**TASK PROMPT:** Rewrite each line of the records below as a row in a Markdown table with the columns Row and Line, numbering the rows and skipping any blank lines.

*** RECORDS FOR THE TASK

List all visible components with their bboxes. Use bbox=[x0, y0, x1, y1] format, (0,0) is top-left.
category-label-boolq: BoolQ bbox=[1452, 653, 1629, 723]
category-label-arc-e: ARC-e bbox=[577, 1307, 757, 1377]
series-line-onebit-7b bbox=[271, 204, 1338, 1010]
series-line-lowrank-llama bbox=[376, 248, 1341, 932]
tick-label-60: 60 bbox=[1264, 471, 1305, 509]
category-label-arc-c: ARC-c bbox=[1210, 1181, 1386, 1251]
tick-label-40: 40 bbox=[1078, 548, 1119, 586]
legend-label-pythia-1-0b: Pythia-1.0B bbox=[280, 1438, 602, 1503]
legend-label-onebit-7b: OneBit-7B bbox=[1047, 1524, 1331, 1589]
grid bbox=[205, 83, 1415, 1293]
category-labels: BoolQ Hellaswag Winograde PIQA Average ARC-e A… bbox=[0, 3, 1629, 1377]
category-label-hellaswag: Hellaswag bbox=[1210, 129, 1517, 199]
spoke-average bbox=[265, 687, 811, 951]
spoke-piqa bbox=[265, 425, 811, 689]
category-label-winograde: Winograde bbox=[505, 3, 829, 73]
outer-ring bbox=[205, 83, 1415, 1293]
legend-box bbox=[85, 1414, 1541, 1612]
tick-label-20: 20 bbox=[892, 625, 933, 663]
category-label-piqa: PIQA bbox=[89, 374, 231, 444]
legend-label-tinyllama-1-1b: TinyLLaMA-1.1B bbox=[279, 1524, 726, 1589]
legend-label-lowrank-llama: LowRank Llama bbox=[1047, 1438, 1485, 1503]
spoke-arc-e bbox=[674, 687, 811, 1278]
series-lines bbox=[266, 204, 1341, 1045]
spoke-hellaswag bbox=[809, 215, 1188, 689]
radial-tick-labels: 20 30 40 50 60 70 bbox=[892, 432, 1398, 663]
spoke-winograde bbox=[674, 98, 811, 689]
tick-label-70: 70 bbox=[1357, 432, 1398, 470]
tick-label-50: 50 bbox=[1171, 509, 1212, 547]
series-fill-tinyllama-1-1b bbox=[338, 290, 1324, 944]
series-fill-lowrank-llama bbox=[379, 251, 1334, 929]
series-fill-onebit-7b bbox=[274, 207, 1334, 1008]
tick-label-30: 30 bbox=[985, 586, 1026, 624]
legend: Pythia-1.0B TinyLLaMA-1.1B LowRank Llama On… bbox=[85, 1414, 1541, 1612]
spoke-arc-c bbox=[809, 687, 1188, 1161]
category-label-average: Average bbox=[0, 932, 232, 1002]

******

**ANSWER TO THE EXERCISE:**
| Row | Line |
|---|---|
| 1 | List all visible components with their bboxes. Use bbox=[x0, y0, x1, y1] format, (0,0) is top-left. |
| 2 | category-label-boolq: BoolQ bbox=[1452, 653, 1629, 723] |
| 3 | category-label-arc-e: ARC-e bbox=[577, 1307, 757, 1377] |
| 4 | series-line-onebit-7b bbox=[271, 204, 1338, 1010] |
| 5 | series-line-lowrank-llama bbox=[376, 248, 1341, 932] |
| 6 | tick-label-60: 60 bbox=[1264, 471, 1305, 509] |
| 7 | category-label-arc-c: ARC-c bbox=[1210, 1181, 1386, 1251] |
| 8 | tick-label-40: 40 bbox=[1078, 548, 1119, 586] |
| 9 | legend-label-pythia-1-0b: Pythia-1.0B bbox=[280, 1438, 602, 1503] |
| 10 | legend-label-onebit-7b: OneBit-7B bbox=[1047, 1524, 1331, 1589] |
| 11 | grid bbox=[205, 83, 1415, 1293] |
| 12 | category-labels: BoolQ Hellaswag Winograde PIQA Average ARC-e A… bbox=[0, 3, 1629, 1377] |
| 13 | category-label-hellaswag: Hellaswag bbox=[1210, 129, 1517, 199] |
| 14 | spoke-average bbox=[265, 687, 811, 951] |
| 15 | spoke-piqa bbox=[265, 425, 811, 689] |
| 16 | category-label-winograde: Winograde bbox=[505, 3, 829, 73] |
| 17 | outer-ring bbox=[205, 83, 1415, 1293] |
| 18 | legend-box bbox=[85, 1414, 1541, 1612] |
| 19 | tick-label-20: 20 bbox=[892, 625, 933, 663] |
| 20 | category-label-piqa: PIQA bbox=[89, 374, 231, 444] |
| 21 | legend-label-tinyllama-1-1b: TinyLLaMA-1.1B bbox=[279, 1524, 726, 1589] |
| 22 | legend-label-lowrank-llama: LowRank Llama bbox=[1047, 1438, 1485, 1503] |
| 23 | spoke-arc-e bbox=[674, 687, 811, 1278] |
| 24 | series-lines bbox=[266, 204, 1341, 1045] |
| 25 | spoke-hellaswag bbox=[809, 215, 1188, 689] |
| 26 | radial-tick-labels: 20 30 40 50 60 70 bbox=[892, 432, 1398, 663] |
| 27 | spoke-winograde bbox=[674, 98, 811, 689] |
| 28 | tick-label-70: 70 bbox=[1357, 432, 1398, 470] |
| 29 | tick-label-50: 50 bbox=[1171, 509, 1212, 547] |
| 30 | series-fill-tinyllama-1-1b bbox=[338, 290, 1324, 944] |
| 31 | series-fill-lowrank-llama bbox=[379, 251, 1334, 929] |
| 32 | series-fill-onebit-7b bbox=[274, 207, 1334, 1008] |
| 33 | tick-label-30: 30 bbox=[985, 586, 1026, 624] |
| 34 | legend: Pythia-1.0B TinyLLaMA-1.1B LowRank Llama On… bbox=[85, 1414, 1541, 1612] |
| 35 | spoke-arc-c bbox=[809, 687, 1188, 1161] |
| 36 | category-label-average: Average bbox=[0, 932, 232, 1002] |